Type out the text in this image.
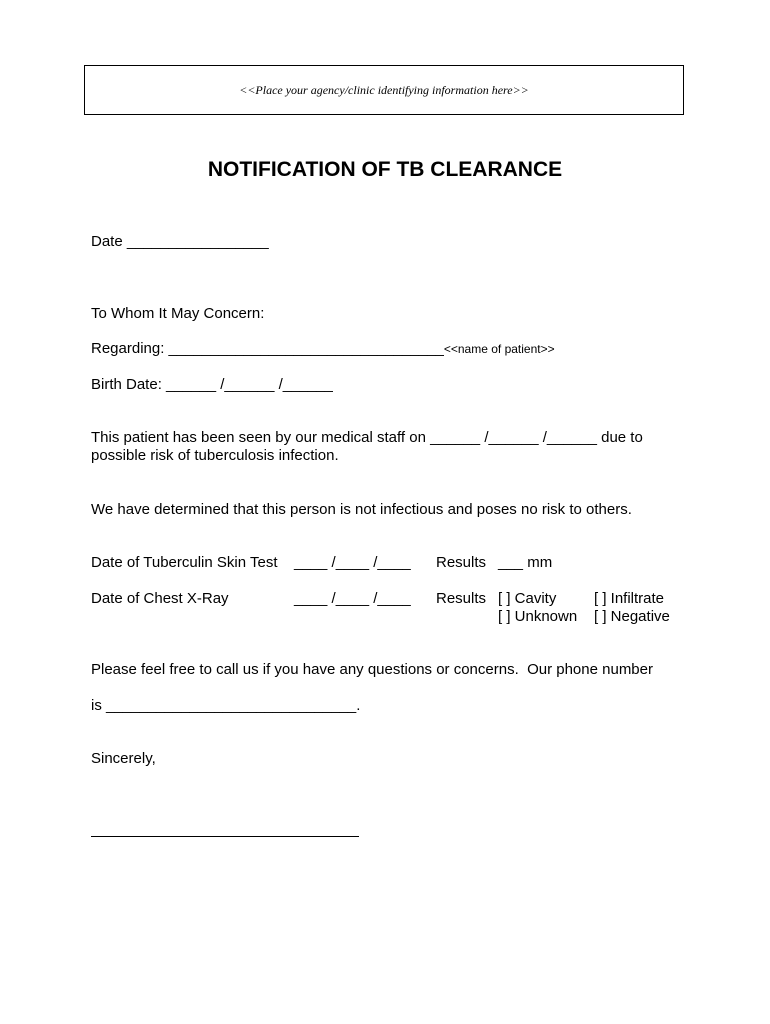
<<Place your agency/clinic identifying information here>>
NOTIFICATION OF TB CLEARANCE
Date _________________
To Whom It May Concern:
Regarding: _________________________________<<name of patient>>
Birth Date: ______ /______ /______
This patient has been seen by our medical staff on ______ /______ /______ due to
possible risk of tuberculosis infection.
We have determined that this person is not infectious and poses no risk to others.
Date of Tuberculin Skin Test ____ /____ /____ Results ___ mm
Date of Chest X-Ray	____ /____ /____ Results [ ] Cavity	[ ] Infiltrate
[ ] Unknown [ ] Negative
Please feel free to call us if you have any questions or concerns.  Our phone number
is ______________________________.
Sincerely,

+++

* Job
Take every line from the data that contains the word "patient".

* Response to the task
Regarding: _________________________________<<name of patient>>
This patient has been seen by our medical staff on ______ /______ /______ due to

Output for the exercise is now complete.